| Lines of data |
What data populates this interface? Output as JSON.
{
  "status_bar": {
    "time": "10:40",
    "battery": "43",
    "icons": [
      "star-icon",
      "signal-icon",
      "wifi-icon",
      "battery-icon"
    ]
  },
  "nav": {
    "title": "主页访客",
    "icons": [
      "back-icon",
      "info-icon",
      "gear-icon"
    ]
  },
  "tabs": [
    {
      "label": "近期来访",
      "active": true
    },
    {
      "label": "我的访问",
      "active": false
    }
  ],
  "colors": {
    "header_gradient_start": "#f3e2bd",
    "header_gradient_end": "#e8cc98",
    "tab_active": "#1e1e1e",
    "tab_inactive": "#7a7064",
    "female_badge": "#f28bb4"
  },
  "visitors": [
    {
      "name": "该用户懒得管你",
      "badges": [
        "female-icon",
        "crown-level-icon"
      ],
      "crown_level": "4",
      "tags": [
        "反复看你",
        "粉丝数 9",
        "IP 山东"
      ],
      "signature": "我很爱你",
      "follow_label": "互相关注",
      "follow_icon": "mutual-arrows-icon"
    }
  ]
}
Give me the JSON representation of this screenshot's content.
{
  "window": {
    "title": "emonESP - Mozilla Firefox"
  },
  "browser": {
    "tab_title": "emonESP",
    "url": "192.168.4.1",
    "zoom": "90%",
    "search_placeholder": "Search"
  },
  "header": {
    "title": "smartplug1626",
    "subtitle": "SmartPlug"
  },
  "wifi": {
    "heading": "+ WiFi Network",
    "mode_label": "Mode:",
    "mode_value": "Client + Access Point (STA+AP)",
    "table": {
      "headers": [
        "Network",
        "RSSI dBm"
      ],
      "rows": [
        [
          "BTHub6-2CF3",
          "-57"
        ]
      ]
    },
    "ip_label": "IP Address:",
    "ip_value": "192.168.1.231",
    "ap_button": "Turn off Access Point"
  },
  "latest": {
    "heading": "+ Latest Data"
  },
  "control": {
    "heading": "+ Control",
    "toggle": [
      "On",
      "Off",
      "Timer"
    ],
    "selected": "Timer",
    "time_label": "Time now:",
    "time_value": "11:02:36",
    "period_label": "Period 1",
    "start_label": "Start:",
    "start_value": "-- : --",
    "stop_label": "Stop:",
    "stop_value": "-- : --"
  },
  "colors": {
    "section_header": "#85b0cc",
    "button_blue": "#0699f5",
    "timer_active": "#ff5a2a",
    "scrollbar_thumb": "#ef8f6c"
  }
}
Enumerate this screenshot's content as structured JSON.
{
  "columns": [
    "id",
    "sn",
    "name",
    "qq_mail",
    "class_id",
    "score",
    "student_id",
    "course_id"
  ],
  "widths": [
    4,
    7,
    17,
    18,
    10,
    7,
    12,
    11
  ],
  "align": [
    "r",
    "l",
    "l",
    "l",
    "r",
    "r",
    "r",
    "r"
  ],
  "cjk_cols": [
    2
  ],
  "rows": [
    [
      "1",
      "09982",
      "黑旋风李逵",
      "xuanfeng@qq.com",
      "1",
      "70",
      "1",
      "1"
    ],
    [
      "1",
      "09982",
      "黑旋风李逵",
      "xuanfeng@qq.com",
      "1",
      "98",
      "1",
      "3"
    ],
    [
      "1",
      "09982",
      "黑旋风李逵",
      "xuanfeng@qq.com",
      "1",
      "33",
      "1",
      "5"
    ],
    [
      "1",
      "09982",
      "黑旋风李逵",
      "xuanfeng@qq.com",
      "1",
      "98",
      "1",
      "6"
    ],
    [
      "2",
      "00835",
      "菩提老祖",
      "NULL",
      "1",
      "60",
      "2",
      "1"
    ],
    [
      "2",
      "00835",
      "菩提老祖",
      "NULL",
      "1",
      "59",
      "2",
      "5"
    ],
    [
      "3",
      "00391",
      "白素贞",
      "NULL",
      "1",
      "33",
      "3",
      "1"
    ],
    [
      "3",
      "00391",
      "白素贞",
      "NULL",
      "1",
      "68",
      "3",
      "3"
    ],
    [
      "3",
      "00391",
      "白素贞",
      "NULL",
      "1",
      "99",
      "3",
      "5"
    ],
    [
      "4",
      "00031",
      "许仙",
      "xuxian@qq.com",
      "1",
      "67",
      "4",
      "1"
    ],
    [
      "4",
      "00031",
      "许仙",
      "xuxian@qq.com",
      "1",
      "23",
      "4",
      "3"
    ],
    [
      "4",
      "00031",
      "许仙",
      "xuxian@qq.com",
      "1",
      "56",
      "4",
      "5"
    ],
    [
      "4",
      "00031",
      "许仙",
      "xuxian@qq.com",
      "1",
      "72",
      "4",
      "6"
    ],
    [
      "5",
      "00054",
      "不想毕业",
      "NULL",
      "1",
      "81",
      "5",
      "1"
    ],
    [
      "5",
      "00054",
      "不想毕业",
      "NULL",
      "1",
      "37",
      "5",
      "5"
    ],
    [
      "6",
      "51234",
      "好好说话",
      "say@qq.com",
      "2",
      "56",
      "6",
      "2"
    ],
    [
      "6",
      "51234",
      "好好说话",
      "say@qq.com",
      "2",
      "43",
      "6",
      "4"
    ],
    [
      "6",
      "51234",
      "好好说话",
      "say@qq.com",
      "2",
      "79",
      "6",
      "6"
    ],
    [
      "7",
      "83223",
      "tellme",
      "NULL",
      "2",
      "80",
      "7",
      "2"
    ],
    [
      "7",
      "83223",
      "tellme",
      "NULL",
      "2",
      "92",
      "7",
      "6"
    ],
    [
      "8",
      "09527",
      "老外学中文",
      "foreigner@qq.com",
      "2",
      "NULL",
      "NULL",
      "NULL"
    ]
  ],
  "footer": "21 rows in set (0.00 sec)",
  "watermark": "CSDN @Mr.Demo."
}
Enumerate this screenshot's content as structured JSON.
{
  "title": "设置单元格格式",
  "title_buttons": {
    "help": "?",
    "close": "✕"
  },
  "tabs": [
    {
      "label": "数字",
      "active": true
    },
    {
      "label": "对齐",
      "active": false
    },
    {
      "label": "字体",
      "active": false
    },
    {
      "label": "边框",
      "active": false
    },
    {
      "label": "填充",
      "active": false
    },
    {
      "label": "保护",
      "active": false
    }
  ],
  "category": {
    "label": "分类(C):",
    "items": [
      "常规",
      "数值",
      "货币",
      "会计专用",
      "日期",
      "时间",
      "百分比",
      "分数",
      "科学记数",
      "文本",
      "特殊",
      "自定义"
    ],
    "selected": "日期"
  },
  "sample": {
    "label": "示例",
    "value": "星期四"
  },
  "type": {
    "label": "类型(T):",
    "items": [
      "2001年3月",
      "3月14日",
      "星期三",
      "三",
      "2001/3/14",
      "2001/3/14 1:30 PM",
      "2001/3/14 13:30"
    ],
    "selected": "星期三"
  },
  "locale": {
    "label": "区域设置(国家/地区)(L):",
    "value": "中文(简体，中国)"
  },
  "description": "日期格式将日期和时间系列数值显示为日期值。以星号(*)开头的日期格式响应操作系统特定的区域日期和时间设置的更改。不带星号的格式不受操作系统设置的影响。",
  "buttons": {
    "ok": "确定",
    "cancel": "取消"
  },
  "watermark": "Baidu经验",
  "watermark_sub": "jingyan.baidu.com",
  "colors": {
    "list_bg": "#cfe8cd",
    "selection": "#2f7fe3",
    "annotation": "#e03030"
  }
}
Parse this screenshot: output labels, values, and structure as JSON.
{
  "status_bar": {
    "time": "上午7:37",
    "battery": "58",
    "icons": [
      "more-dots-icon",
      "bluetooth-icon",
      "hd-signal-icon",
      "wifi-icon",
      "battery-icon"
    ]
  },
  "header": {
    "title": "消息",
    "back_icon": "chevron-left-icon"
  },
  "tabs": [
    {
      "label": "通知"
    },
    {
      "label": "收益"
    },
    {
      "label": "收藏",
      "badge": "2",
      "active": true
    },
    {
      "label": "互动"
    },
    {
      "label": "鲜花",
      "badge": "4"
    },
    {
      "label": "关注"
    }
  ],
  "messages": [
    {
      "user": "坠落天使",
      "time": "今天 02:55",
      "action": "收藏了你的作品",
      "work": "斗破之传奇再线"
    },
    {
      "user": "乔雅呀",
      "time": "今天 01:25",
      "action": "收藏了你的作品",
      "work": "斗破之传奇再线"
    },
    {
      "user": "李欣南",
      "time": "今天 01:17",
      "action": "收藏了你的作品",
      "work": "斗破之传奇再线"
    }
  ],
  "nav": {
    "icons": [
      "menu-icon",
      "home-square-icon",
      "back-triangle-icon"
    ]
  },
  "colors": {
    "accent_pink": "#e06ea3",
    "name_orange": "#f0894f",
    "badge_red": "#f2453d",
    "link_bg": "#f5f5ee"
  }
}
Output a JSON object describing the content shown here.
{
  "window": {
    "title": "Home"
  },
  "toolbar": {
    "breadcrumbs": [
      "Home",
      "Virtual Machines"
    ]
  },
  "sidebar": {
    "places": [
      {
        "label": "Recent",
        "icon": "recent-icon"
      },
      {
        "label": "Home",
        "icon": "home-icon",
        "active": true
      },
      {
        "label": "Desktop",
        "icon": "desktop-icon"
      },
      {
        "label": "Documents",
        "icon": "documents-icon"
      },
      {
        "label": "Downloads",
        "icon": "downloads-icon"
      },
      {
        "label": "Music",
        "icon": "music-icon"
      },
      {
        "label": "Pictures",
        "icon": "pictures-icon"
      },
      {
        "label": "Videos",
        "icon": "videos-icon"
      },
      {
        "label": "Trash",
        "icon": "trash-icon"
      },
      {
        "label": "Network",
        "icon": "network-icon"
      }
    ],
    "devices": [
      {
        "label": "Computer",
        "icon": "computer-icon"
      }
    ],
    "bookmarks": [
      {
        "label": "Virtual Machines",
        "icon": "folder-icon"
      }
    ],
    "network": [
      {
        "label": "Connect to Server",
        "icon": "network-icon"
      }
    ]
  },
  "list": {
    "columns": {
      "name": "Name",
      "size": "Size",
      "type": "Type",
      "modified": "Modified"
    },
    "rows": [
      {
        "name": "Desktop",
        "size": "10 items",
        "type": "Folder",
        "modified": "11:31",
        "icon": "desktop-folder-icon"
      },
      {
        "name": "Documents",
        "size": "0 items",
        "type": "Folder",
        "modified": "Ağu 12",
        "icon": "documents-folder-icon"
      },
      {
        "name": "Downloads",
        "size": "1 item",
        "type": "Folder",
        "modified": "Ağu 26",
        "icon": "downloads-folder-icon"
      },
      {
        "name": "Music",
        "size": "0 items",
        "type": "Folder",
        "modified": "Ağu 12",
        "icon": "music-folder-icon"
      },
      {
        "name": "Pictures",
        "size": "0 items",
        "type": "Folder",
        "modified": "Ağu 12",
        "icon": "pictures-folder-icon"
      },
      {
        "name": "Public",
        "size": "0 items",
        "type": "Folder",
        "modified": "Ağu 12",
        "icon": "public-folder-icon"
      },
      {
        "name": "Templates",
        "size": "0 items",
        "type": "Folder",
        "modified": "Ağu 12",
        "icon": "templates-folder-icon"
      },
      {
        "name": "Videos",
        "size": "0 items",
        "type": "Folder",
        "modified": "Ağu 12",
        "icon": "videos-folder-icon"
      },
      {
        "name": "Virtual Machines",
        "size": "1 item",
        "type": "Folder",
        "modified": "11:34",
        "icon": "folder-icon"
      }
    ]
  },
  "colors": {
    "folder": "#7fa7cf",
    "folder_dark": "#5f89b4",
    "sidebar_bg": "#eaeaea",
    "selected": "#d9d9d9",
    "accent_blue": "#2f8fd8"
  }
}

| Prompt |
Give the count of lines holding the word "screenshot", with no other words.

| Complete response |
4